Extracted rows:
---------------
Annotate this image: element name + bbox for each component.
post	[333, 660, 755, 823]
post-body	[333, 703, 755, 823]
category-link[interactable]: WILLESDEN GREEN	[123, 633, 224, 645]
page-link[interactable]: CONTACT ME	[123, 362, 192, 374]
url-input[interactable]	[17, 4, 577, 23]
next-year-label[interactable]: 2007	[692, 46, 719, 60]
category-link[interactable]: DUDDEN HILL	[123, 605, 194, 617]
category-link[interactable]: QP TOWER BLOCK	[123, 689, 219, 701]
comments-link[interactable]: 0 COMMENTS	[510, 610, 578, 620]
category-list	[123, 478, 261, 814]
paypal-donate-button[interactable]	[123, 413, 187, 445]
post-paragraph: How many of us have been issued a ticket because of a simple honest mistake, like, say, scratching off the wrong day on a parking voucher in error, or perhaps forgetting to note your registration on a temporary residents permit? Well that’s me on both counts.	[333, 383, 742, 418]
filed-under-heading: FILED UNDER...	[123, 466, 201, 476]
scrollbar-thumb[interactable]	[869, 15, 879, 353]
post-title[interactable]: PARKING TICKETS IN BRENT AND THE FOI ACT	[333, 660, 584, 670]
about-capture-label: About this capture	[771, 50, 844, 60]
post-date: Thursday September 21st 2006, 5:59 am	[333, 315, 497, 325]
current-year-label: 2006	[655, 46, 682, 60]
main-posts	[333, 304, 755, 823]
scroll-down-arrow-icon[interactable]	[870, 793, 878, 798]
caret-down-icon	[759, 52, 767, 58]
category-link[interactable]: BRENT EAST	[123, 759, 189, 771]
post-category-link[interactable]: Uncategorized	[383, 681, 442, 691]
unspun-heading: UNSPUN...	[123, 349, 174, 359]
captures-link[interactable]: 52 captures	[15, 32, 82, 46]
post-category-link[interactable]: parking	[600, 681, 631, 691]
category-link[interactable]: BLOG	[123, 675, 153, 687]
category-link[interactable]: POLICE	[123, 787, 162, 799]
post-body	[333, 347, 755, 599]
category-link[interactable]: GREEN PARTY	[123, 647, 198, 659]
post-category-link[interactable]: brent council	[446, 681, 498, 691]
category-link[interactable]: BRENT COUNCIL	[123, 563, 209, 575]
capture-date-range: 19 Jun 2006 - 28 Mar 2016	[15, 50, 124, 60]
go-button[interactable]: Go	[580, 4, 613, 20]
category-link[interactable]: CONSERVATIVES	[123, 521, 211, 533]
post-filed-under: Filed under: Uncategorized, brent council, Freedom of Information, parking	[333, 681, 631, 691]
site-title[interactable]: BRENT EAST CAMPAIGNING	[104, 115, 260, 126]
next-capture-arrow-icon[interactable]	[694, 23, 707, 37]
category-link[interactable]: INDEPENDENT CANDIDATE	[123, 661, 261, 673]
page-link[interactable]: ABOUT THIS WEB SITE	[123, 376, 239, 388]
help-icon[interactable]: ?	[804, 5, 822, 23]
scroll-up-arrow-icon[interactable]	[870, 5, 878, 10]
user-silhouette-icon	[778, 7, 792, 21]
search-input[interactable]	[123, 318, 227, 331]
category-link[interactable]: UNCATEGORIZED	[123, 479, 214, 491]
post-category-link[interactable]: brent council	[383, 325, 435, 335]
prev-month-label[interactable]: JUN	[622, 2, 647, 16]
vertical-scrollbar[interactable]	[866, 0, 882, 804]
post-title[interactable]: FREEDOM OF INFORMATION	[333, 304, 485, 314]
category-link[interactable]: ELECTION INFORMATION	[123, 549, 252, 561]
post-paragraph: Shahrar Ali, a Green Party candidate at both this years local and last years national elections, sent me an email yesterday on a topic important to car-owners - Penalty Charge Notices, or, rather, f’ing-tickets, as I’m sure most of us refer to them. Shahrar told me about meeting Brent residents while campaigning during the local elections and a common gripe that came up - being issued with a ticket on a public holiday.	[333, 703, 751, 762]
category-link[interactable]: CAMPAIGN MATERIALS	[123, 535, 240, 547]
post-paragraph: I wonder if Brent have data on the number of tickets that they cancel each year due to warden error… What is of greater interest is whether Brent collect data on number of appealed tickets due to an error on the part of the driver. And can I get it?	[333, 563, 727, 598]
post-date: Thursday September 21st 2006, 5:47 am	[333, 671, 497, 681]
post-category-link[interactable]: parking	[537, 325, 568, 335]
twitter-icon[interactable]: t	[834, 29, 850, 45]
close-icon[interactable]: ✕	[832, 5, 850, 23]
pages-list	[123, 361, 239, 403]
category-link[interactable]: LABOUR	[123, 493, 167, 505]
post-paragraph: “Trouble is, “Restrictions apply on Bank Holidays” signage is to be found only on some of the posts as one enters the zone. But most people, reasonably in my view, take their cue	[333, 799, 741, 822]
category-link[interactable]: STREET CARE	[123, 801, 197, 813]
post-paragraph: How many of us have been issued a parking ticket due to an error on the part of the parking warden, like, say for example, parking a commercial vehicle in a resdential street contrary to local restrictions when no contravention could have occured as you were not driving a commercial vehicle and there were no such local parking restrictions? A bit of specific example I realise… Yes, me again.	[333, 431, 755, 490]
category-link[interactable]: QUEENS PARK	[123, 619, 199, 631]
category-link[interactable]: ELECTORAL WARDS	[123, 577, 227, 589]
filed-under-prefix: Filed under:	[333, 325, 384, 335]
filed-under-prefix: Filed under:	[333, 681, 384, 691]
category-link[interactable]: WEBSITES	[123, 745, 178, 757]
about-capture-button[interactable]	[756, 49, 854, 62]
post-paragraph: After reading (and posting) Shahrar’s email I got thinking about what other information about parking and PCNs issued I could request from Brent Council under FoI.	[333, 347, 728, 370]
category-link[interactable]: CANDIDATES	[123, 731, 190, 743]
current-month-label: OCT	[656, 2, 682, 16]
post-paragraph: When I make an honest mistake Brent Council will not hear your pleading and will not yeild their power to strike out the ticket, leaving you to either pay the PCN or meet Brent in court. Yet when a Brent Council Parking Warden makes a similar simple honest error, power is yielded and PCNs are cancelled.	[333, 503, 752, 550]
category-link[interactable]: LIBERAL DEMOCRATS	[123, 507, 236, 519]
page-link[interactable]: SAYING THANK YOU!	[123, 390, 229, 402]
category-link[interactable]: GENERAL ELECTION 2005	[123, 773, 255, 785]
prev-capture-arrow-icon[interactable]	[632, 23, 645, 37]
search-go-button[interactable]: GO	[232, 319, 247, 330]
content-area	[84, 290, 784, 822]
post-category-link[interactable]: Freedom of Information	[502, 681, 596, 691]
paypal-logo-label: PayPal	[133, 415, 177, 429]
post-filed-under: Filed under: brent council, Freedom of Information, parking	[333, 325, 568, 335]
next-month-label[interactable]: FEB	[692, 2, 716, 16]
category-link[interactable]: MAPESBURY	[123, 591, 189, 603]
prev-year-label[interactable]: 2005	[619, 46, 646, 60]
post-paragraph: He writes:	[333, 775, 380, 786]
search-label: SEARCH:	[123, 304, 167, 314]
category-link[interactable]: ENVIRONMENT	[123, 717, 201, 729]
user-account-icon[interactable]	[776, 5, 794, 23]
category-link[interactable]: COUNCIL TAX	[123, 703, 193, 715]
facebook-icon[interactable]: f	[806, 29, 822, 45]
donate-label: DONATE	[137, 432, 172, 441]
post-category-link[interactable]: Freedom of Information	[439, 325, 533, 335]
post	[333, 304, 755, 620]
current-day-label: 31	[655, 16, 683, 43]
---------------
Convert every row into a numbered list, one row per line, and drop any blank lines.

1. Annotate this image: element name + bbox for each component.
2. post	[333, 660, 755, 823]
3. post-body	[333, 703, 755, 823]
4. category-link[interactable]: WILLESDEN GREEN	[123, 633, 224, 645]
5. page-link[interactable]: CONTACT ME	[123, 362, 192, 374]
6. url-input[interactable]	[17, 4, 577, 23]
7. next-year-label[interactable]: 2007	[692, 46, 719, 60]
8. category-link[interactable]: DUDDEN HILL	[123, 605, 194, 617]
9. category-link[interactable]: QP TOWER BLOCK	[123, 689, 219, 701]
10. comments-link[interactable]: 0 COMMENTS	[510, 610, 578, 620]
11. category-list	[123, 478, 261, 814]
12. paypal-donate-button[interactable]	[123, 413, 187, 445]
13. post-paragraph: How many of us have been issued a ticket because of a simple honest mistake, like, say, scratching off the wrong day on a parking voucher in error, or perhaps forgetting to note your registration on a temporary residents permit? Well that’s me on both counts.	[333, 383, 742, 418]
14. filed-under-heading: FILED UNDER...	[123, 466, 201, 476]
15. scrollbar-thumb[interactable]	[869, 15, 879, 353]
16. post-title[interactable]: PARKING TICKETS IN BRENT AND THE FOI ACT	[333, 660, 584, 670]
17. about-capture-label: About this capture	[771, 50, 844, 60]
18. post-date: Thursday September 21st 2006, 5:59 am	[333, 315, 497, 325]
19. current-year-label: 2006	[655, 46, 682, 60]
20. main-posts	[333, 304, 755, 823]
21. scroll-down-arrow-icon[interactable]	[870, 793, 878, 798]
22. caret-down-icon	[759, 52, 767, 58]
23. category-link[interactable]: BRENT EAST	[123, 759, 189, 771]
24. post-category-link[interactable]: Uncategorized	[383, 681, 442, 691]
25. unspun-heading: UNSPUN...	[123, 349, 174, 359]
26. captures-link[interactable]: 52 captures	[15, 32, 82, 46]
27. post-category-link[interactable]: parking	[600, 681, 631, 691]
28. category-link[interactable]: BLOG	[123, 675, 153, 687]
29. category-link[interactable]: POLICE	[123, 787, 162, 799]
30. post-body	[333, 347, 755, 599]
31. category-link[interactable]: GREEN PARTY	[123, 647, 198, 659]
32. post-category-link[interactable]: brent council	[446, 681, 498, 691]
33. category-link[interactable]: BRENT COUNCIL	[123, 563, 209, 575]
34. capture-date-range: 19 Jun 2006 - 28 Mar 2016	[15, 50, 124, 60]
35. go-button[interactable]: Go	[580, 4, 613, 20]
36. category-link[interactable]: CONSERVATIVES	[123, 521, 211, 533]
37. post-filed-under: Filed under: Uncategorized, brent council, Freedom of Information, parking	[333, 681, 631, 691]
38. site-title[interactable]: BRENT EAST CAMPAIGNING	[104, 115, 260, 126]
39. next-capture-arrow-icon[interactable]	[694, 23, 707, 37]
40. category-link[interactable]: INDEPENDENT CANDIDATE	[123, 661, 261, 673]
41. page-link[interactable]: ABOUT THIS WEB SITE	[123, 376, 239, 388]
42. help-icon[interactable]: ?	[804, 5, 822, 23]
43. scroll-up-arrow-icon[interactable]	[870, 5, 878, 10]
44. user-silhouette-icon	[778, 7, 792, 21]
45. search-input[interactable]	[123, 318, 227, 331]
46. category-link[interactable]: UNCATEGORIZED	[123, 479, 214, 491]
47. post-category-link[interactable]: brent council	[383, 325, 435, 335]
48. prev-month-label[interactable]: JUN	[622, 2, 647, 16]
49. vertical-scrollbar[interactable]	[866, 0, 882, 804]
50. post-title[interactable]: FREEDOM OF INFORMATION	[333, 304, 485, 314]
51. category-link[interactable]: ELECTION INFORMATION	[123, 549, 252, 561]
52. post-paragraph: Shahrar Ali, a Green Party candidate at both this years local and last years national elections, sent me an email yesterday on a topic important to car-owners - Penalty Charge Notices, or, rather, f’ing-tickets, as I’m sure most of us refer to them. Shahrar told me about meeting Brent residents while campaigning during the local elections and a common gripe that came up - being issued with a ticket on a public holiday.	[333, 703, 751, 762]
53. category-link[interactable]: CAMPAIGN MATERIALS	[123, 535, 240, 547]
54. post-paragraph: I wonder if Brent have data on the number of tickets that they cancel each year due to warden error… What is of greater interest is whether Brent collect data on number of appealed tickets due to an error on the part of the driver. And can I get it?	[333, 563, 727, 598]
55. post-date: Thursday September 21st 2006, 5:47 am	[333, 671, 497, 681]
56. post-category-link[interactable]: parking	[537, 325, 568, 335]
57. twitter-icon[interactable]: t	[834, 29, 850, 45]
58. close-icon[interactable]: ✕	[832, 5, 850, 23]
59. pages-list	[123, 361, 239, 403]
60. category-link[interactable]: LABOUR	[123, 493, 167, 505]
61. post-paragraph: “Trouble is, “Restrictions apply on Bank Holidays” signage is to be found only on some of the posts as one enters the zone. But most people, reasonably in my view, take their cue	[333, 799, 741, 822]
62. category-link[interactable]: STREET CARE	[123, 801, 197, 813]
63. post-paragraph: How many of us have been issued a parking ticket due to an error on the part of the parking warden, like, say for example, parking a commercial vehicle in a resdential street contrary to local restrictions when no contravention could have occured as you were not driving a commercial vehicle and there were no such local parking restrictions? A bit of specific example I realise… Yes, me again.	[333, 431, 755, 490]
64. category-link[interactable]: QUEENS PARK	[123, 619, 199, 631]
65. category-link[interactable]: ELECTORAL WARDS	[123, 577, 227, 589]
66. filed-under-prefix: Filed under:	[333, 325, 384, 335]
67. filed-under-prefix: Filed under:	[333, 681, 384, 691]
68. category-link[interactable]: WEBSITES	[123, 745, 178, 757]
69. about-capture-button[interactable]	[756, 49, 854, 62]
70. post-paragraph: After reading (and posting) Shahrar’s email I got thinking about what other information about parking and PCNs issued I could request from Brent Council under FoI.	[333, 347, 728, 370]
71. category-link[interactable]: CANDIDATES	[123, 731, 190, 743]
72. current-month-label: OCT	[656, 2, 682, 16]
73. post-paragraph: When I make an honest mistake Brent Council will not hear your pleading and will not yeild their power to strike out the ticket, leaving you to either pay the PCN or meet Brent in court. Yet when a Brent Council Parking Warden makes a similar simple honest error, power is yielded and PCNs are cancelled.	[333, 503, 752, 550]
74. category-link[interactable]: LIBERAL DEMOCRATS	[123, 507, 236, 519]
75. page-link[interactable]: SAYING THANK YOU!	[123, 390, 229, 402]
76. category-link[interactable]: GENERAL ELECTION 2005	[123, 773, 255, 785]
77. prev-capture-arrow-icon[interactable]	[632, 23, 645, 37]
78. search-go-button[interactable]: GO	[232, 319, 247, 330]
79. content-area	[84, 290, 784, 822]
80. post-category-link[interactable]: Freedom of Information	[502, 681, 596, 691]
81. paypal-logo-label: PayPal	[133, 415, 177, 429]
82. post-filed-under: Filed under: brent council, Freedom of Information, parking	[333, 325, 568, 335]
83. next-month-label[interactable]: FEB	[692, 2, 716, 16]
84. category-link[interactable]: MAPESBURY	[123, 591, 189, 603]
85. prev-year-label[interactable]: 2005	[619, 46, 646, 60]
86. post-paragraph: He writes:	[333, 775, 380, 786]
87. search-label: SEARCH:	[123, 304, 167, 314]
88. category-link[interactable]: ENVIRONMENT	[123, 717, 201, 729]
89. user-account-icon[interactable]	[776, 5, 794, 23]
90. category-link[interactable]: COUNCIL TAX	[123, 703, 193, 715]
91. facebook-icon[interactable]: f	[806, 29, 822, 45]
92. donate-label: DONATE	[137, 432, 172, 441]
93. post-category-link[interactable]: Freedom of Information	[439, 325, 533, 335]
94. post	[333, 304, 755, 620]
95. current-day-label: 31	[655, 16, 683, 43]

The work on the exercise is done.